**Exercise requirements:** Each record is to be printed again precisely as it reads.

— BEGIN Materials provided —

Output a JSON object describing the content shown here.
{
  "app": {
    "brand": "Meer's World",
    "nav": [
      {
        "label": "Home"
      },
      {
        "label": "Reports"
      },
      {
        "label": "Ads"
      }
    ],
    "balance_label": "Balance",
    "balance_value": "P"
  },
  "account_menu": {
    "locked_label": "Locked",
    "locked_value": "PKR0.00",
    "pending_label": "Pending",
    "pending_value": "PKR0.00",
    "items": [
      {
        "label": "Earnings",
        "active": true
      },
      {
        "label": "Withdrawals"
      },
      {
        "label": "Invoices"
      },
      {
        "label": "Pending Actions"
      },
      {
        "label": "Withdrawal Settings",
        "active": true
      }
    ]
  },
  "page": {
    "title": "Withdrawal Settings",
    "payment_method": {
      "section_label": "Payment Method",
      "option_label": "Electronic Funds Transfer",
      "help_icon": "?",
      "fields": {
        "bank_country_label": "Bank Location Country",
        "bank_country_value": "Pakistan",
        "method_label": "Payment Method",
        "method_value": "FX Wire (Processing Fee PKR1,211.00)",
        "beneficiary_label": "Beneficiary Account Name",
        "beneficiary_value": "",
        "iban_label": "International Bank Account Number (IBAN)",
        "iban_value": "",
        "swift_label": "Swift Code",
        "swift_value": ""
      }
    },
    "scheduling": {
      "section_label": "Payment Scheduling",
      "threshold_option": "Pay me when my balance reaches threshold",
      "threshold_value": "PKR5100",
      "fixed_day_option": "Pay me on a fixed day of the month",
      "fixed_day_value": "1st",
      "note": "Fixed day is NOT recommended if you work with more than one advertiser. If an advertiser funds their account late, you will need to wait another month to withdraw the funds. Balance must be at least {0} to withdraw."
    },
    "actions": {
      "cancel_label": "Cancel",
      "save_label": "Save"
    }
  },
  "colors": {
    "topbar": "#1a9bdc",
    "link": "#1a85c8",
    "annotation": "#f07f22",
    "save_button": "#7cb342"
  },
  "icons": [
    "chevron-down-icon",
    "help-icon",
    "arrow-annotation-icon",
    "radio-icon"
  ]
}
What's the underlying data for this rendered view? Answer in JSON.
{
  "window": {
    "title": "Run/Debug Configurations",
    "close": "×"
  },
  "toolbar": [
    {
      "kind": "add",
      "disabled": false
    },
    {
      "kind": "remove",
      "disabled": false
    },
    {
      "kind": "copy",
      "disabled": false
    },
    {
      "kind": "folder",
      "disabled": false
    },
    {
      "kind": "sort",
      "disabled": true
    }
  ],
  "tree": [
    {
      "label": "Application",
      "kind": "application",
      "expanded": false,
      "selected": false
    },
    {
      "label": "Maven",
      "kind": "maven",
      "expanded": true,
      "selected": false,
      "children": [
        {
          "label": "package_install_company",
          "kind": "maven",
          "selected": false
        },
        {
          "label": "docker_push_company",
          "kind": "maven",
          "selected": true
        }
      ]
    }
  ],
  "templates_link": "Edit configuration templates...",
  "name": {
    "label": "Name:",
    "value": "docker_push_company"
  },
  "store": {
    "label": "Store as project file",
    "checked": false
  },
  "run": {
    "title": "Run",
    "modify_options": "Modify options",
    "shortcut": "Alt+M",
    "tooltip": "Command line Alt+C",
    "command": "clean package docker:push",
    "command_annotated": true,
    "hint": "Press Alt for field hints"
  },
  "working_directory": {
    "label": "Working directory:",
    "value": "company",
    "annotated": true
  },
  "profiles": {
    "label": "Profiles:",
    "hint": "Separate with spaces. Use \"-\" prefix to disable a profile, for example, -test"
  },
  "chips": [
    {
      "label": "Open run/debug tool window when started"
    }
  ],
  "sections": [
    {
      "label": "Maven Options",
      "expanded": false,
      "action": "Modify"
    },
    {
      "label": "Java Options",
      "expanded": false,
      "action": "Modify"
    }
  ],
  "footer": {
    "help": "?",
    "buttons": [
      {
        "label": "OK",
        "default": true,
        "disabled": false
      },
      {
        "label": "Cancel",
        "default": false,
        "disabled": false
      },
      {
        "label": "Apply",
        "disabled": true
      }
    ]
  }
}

— END Materials provided —

**Final result:**
Output a JSON object describing the content shown here.
{
  "app": {
    "brand": "Meer's World",
    "nav": [
      {
        "label": "Home"
      },
      {
        "label": "Reports"
      },
      {
        "label": "Ads"
      }
    ],
    "balance_label": "Balance",
    "balance_value": "P"
  },
  "account_menu": {
    "locked_label": "Locked",
    "locked_value": "PKR0.00",
    "pending_label": "Pending",
    "pending_value": "PKR0.00",
    "items": [
      {
        "label": "Earnings",
        "active": true
      },
      {
        "label": "Withdrawals"
      },
      {
        "label": "Invoices"
      },
      {
        "label": "Pending Actions"
      },
      {
        "label": "Withdrawal Settings",
        "active": true
      }
    ]
  },
  "page": {
    "title": "Withdrawal Settings",
    "payment_method": {
      "section_label": "Payment Method",
      "option_label": "Electronic Funds Transfer",
      "help_icon": "?",
      "fields": {
        "bank_country_label": "Bank Location Country",
        "bank_country_value": "Pakistan",
        "method_label": "Payment Method",
        "method_value": "FX Wire (Processing Fee PKR1,211.00)",
        "beneficiary_label": "Beneficiary Account Name",
        "beneficiary_value": "",
        "iban_label": "International Bank Account Number (IBAN)",
        "iban_value": "",
        "swift_label": "Swift Code",
        "swift_value": ""
      }
    },
    "scheduling": {
      "section_label": "Payment Scheduling",
      "threshold_option": "Pay me when my balance reaches threshold",
      "threshold_value": "PKR5100",
      "fixed_day_option": "Pay me on a fixed day of the month",
      "fixed_day_value": "1st",
      "note": "Fixed day is NOT recommended if you work with more than one advertiser. If an advertiser funds their account late, you will need to wait another month to withdraw the funds. Balance must be at least {0} to withdraw."
    },
    "actions": {
      "cancel_label": "Cancel",
      "save_label": "Save"
    }
  },
  "colors": {
    "topbar": "#1a9bdc",
    "link": "#1a85c8",
    "annotation": "#f07f22",
    "save_button": "#7cb342"
  },
  "icons": [
    "chevron-down-icon",
    "help-icon",
    "arrow-annotation-icon",
    "radio-icon"
  ]
}
What's the underlying data for this rendered view? Answer in JSON.
{
  "window": {
    "title": "Run/Debug Configurations",
    "close": "×"
  },
  "toolbar": [
    {
      "kind": "add",
      "disabled": false
    },
    {
      "kind": "remove",
      "disabled": false
    },
    {
      "kind": "copy",
      "disabled": false
    },
    {
      "kind": "folder",
      "disabled": false
    },
    {
      "kind": "sort",
      "disabled": true
    }
  ],
  "tree": [
    {
      "label": "Application",
      "kind": "application",
      "expanded": false,
      "selected": false
    },
    {
      "label": "Maven",
      "kind": "maven",
      "expanded": true,
      "selected": false,
      "children": [
        {
          "label": "package_install_company",
          "kind": "maven",
          "selected": false
        },
        {
          "label": "docker_push_company",
          "kind": "maven",
          "selected": true
        }
      ]
    }
  ],
  "templates_link": "Edit configuration templates...",
  "name": {
    "label": "Name:",
    "value": "docker_push_company"
  },
  "store": {
    "label": "Store as project file",
    "checked": false
  },
  "run": {
    "title": "Run",
    "modify_options": "Modify options",
    "shortcut": "Alt+M",
    "tooltip": "Command line Alt+C",
    "command": "clean package docker:push",
    "command_annotated": true,
    "hint": "Press Alt for field hints"
  },
  "working_directory": {
    "label": "Working directory:",
    "value": "company",
    "annotated": true
  },
  "profiles": {
    "label": "Profiles:",
    "hint": "Separate with spaces. Use \"-\" prefix to disable a profile, for example, -test"
  },
  "chips": [
    {
      "label": "Open run/debug tool window when started"
    }
  ],
  "sections": [
    {
      "label": "Maven Options",
      "expanded": false,
      "action": "Modify"
    },
    {
      "label": "Java Options",
      "expanded": false,
      "action": "Modify"
    }
  ],
  "footer": {
    "help": "?",
    "buttons": [
      {
        "label": "OK",
        "default": true,
        "disabled": false
      },
      {
        "label": "Cancel",
        "default": false,
        "disabled": false
      },
      {
        "label": "Apply",
        "disabled": true
      }
    ]
  }
}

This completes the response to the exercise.